==== Data listing

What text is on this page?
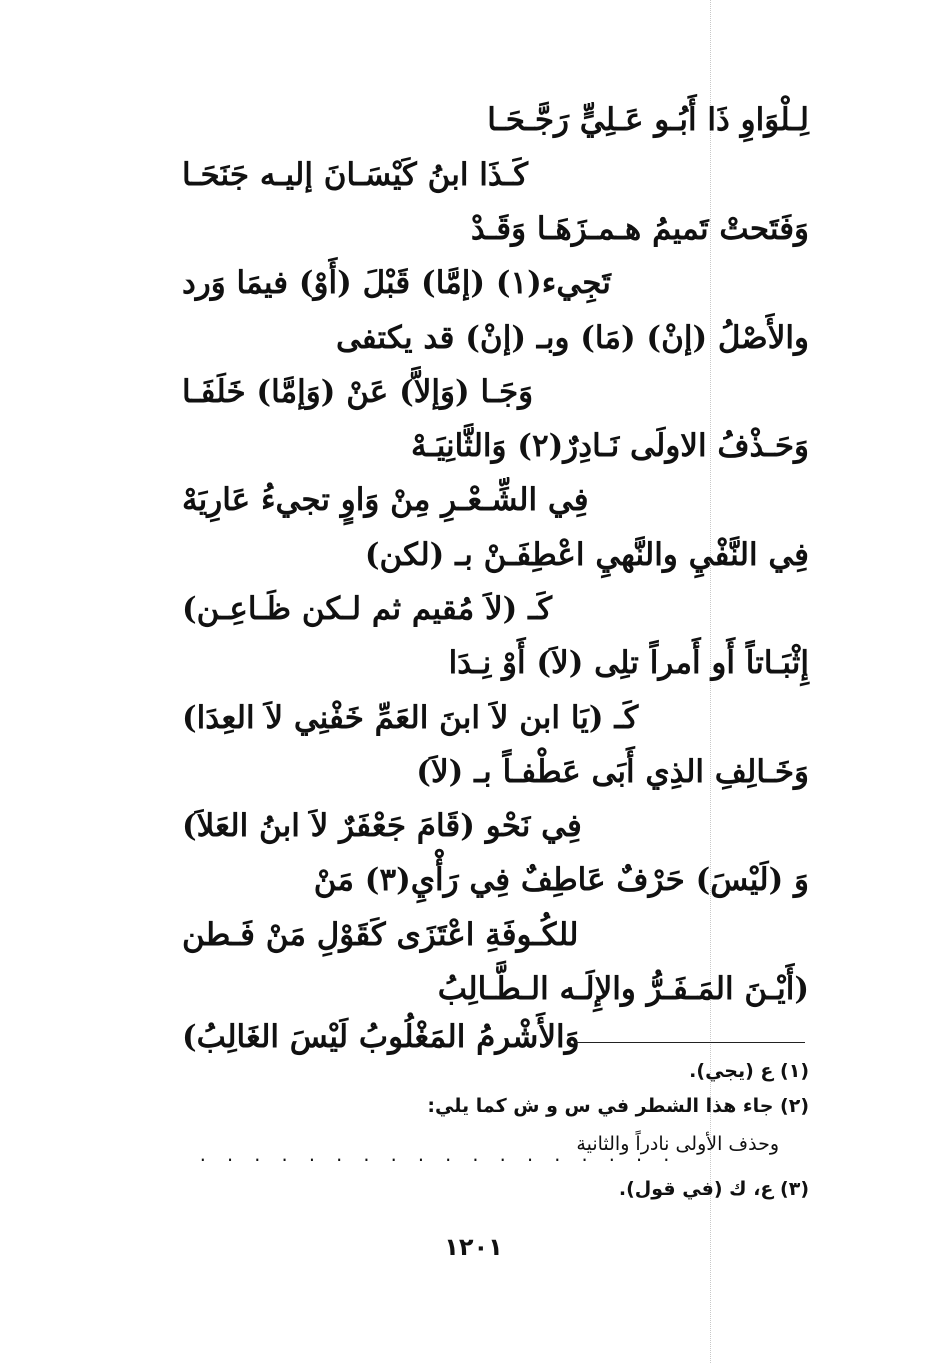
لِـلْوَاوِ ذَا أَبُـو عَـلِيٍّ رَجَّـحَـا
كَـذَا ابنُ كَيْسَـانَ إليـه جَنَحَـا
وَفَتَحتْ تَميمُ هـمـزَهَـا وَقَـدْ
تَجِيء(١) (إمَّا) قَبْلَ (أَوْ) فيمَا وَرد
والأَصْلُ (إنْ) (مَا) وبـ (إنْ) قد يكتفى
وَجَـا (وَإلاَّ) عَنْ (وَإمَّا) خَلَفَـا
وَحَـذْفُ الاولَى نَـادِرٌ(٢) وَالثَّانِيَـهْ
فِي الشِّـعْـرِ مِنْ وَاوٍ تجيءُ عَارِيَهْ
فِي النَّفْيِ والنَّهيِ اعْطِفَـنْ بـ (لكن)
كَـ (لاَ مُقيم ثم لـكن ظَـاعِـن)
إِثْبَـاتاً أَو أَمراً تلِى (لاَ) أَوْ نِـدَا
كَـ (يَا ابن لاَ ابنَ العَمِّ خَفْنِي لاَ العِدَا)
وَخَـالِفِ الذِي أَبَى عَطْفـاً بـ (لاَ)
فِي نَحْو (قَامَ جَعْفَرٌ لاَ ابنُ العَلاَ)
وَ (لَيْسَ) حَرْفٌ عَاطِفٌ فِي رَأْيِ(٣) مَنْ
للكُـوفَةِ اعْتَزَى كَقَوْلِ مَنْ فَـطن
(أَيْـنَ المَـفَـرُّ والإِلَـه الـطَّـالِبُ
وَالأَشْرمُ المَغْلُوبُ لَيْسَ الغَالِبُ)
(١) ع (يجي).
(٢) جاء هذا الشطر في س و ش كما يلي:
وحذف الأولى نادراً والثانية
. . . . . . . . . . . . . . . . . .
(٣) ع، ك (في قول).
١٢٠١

========
==== Data listing

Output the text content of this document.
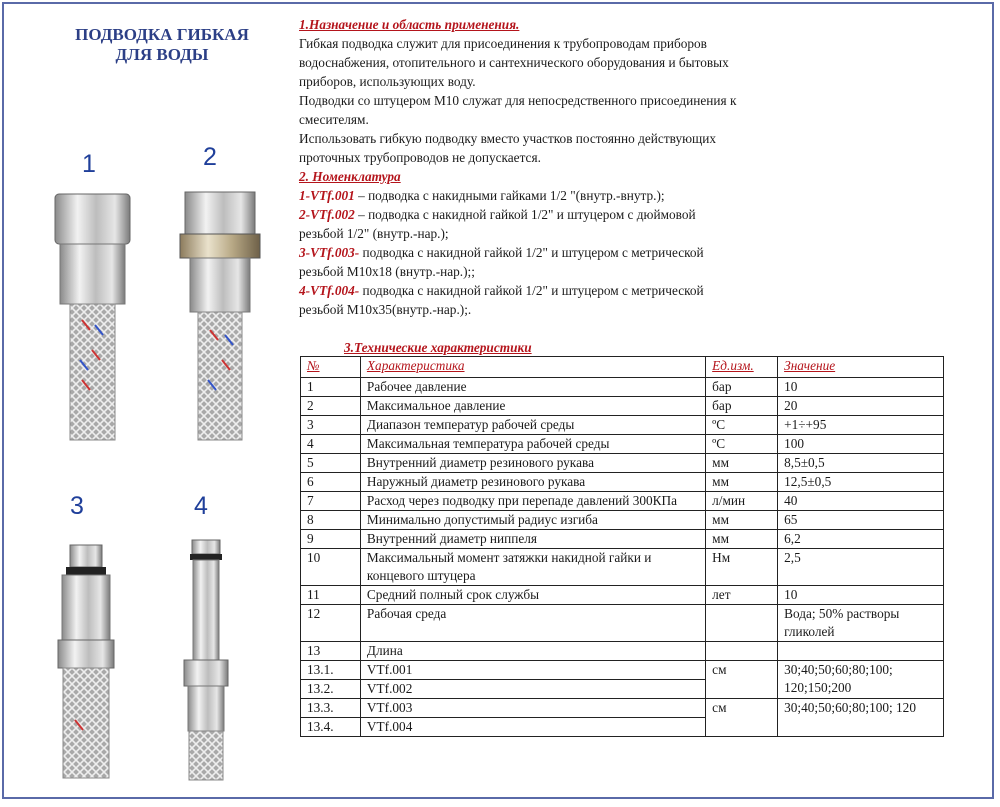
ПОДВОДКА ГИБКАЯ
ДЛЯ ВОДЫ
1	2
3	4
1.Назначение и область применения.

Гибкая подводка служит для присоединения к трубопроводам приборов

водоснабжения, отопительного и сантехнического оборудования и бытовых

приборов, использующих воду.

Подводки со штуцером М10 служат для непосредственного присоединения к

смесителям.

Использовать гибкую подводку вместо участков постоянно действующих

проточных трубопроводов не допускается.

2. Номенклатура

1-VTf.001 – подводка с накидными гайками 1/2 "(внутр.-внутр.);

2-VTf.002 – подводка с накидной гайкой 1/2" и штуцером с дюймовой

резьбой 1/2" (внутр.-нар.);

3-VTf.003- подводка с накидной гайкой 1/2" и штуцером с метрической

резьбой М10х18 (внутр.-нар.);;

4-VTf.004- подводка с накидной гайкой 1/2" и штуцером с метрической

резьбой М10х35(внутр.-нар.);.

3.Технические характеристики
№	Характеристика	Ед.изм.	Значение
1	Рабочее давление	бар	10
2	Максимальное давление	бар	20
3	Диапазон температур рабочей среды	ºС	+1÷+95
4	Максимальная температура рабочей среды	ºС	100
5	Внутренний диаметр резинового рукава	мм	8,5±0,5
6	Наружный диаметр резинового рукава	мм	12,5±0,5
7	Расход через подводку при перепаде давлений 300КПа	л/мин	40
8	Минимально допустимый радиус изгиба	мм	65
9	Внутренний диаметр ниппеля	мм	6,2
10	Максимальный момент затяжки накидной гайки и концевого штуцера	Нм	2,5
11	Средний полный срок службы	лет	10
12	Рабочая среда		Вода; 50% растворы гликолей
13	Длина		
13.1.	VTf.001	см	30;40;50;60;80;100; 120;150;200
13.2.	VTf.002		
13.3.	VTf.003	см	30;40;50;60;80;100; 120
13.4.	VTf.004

========

Exercise requirements:
From the entries above, copy every line containing the word "давление".

Solution to the problem:
1	Рабочее давление	бар	10
2	Максимальное давление	бар	20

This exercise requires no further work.